■ Saved entries
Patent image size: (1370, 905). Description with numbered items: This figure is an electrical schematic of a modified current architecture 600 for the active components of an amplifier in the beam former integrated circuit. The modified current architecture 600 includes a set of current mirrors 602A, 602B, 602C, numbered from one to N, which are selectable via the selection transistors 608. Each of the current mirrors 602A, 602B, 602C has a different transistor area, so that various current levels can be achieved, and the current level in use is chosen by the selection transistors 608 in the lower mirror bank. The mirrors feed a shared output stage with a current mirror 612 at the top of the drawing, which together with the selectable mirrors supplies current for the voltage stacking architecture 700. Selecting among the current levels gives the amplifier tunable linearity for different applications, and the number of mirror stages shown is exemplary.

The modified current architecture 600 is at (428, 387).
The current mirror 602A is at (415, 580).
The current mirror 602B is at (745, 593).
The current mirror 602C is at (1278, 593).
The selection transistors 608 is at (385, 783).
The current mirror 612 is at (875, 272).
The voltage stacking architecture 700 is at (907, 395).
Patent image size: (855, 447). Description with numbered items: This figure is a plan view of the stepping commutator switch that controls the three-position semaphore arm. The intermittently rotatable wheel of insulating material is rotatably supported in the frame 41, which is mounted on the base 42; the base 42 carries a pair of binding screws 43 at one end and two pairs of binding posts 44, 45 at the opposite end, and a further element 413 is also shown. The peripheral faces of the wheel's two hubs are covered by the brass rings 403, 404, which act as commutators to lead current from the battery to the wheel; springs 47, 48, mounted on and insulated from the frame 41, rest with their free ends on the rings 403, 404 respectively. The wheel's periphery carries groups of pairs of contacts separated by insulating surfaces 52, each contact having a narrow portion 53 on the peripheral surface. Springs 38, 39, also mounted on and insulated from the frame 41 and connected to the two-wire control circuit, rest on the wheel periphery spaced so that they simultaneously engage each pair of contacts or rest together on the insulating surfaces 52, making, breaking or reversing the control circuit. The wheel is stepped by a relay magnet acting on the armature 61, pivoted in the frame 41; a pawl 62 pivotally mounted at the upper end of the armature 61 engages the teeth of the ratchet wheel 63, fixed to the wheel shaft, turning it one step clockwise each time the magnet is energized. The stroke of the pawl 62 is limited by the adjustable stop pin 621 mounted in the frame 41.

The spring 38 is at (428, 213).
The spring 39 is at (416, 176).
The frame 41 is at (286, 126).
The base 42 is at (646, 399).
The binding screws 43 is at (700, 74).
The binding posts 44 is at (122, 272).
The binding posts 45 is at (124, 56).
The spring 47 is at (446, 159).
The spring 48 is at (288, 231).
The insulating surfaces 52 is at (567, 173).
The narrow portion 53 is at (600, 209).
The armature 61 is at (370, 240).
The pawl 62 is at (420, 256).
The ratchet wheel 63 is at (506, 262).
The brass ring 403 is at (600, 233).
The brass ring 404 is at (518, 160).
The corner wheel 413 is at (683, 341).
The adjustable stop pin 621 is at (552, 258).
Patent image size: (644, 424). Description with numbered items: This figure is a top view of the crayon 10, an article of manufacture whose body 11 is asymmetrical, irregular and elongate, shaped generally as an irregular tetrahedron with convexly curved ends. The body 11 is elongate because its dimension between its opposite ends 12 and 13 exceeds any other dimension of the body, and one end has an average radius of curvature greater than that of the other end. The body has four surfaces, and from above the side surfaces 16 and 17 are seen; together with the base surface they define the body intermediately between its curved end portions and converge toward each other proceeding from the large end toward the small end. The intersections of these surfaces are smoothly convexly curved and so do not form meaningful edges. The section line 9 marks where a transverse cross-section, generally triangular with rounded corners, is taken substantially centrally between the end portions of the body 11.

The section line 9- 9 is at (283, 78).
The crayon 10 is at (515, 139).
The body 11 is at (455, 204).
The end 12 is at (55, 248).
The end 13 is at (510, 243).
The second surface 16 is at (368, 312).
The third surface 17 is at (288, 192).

■ Aim of the task
Rewrite all of the data above, swapping each occurrence of "Patent image size" for "Drawing dimensions" and leaving everything else unchanged.

■ Written response
Drawing dimensions: (1370, 905). Description with numbered items: This figure is an electrical schematic of a modified current architecture 600 for the active components of an amplifier in the beam former integrated circuit. The modified current architecture 600 includes a set of current mirrors 602A, 602B, 602C, numbered from one to N, which are selectable via the selection transistors 608. Each of the current mirrors 602A, 602B, 602C has a different transistor area, so that various current levels can be achieved, and the current level in use is chosen by the selection transistors 608 in the lower mirror bank. The mirrors feed a shared output stage with a current mirror 612 at the top of the drawing, which together with the selectable mirrors supplies current for the voltage stacking architecture 700. Selecting among the current levels gives the amplifier tunable linearity for different applications, and the number of mirror stages shown is exemplary.

The modified current architecture 600 is at (428, 387).
The current mirror 602A is at (415, 580).
The current mirror 602B is at (745, 593).
The current mirror 602C is at (1278, 593).
The selection transistors 608 is at (385, 783).
The current mirror 612 is at (875, 272).
The voltage stacking architecture 700 is at (907, 395).
Drawing dimensions: (855, 447). Description with numbered items: This figure is a plan view of the stepping commutator switch that controls the three-position semaphore arm. The intermittently rotatable wheel of insulating material is rotatably supported in the frame 41, which is mounted on the base 42; the base 42 carries a pair of binding screws 43 at one end and two pairs of binding posts 44, 45 at the opposite end, and a further element 413 is also shown. The peripheral faces of the wheel's two hubs are covered by the brass rings 403, 404, which act as commutators to lead current from the battery to the wheel; springs 47, 48, mounted on and insulated from the frame 41, rest with their free ends on the rings 403, 404 respectively. The wheel's periphery carries groups of pairs of contacts separated by insulating surfaces 52, each contact having a narrow portion 53 on the peripheral surface. Springs 38, 39, also mounted on and insulated from the frame 41 and connected to the two-wire control circuit, rest on the wheel periphery spaced so that they simultaneously engage each pair of contacts or rest together on the insulating surfaces 52, making, breaking or reversing the control circuit. The wheel is stepped by a relay magnet acting on the armature 61, pivoted in the frame 41; a pawl 62 pivotally mounted at the upper end of the armature 61 engages the teeth of the ratchet wheel 63, fixed to the wheel shaft, turning it one step clockwise each time the magnet is energized. The stroke of the pawl 62 is limited by the adjustable stop pin 621 mounted in the frame 41.

The spring 38 is at (428, 213).
The spring 39 is at (416, 176).
The frame 41 is at (286, 126).
The base 42 is at (646, 399).
The binding screws 43 is at (700, 74).
The binding posts 44 is at (122, 272).
The binding posts 45 is at (124, 56).
The spring 47 is at (446, 159).
The spring 48 is at (288, 231).
The insulating surfaces 52 is at (567, 173).
The narrow portion 53 is at (600, 209).
The armature 61 is at (370, 240).
The pawl 62 is at (420, 256).
The ratchet wheel 63 is at (506, 262).
The brass ring 403 is at (600, 233).
The brass ring 404 is at (518, 160).
The corner wheel 413 is at (683, 341).
The adjustable stop pin 621 is at (552, 258).
Drawing dimensions: (644, 424). Description with numbered items: This figure is a top view of the crayon 10, an article of manufacture whose body 11 is asymmetrical, irregular and elongate, shaped generally as an irregular tetrahedron with convexly curved ends. The body 11 is elongate because its dimension between its opposite ends 12 and 13 exceeds any other dimension of the body, and one end has an average radius of curvature greater than that of the other end. The body has four surfaces, and from above the side surfaces 16 and 17 are seen; together with the base surface they define the body intermediately between its curved end portions and converge toward each other proceeding from the large end toward the small end. The intersections of these surfaces are smoothly convexly curved and so do not form meaningful edges. The section line 9 marks where a transverse cross-section, generally triangular with rounded corners, is taken substantially centrally between the end portions of the body 11.

The section line 9- 9 is at (283, 78).
The crayon 10 is at (515, 139).
The body 11 is at (455, 204).
The end 12 is at (55, 248).
The end 13 is at (510, 243).
The second surface 16 is at (368, 312).
The third surface 17 is at (288, 192).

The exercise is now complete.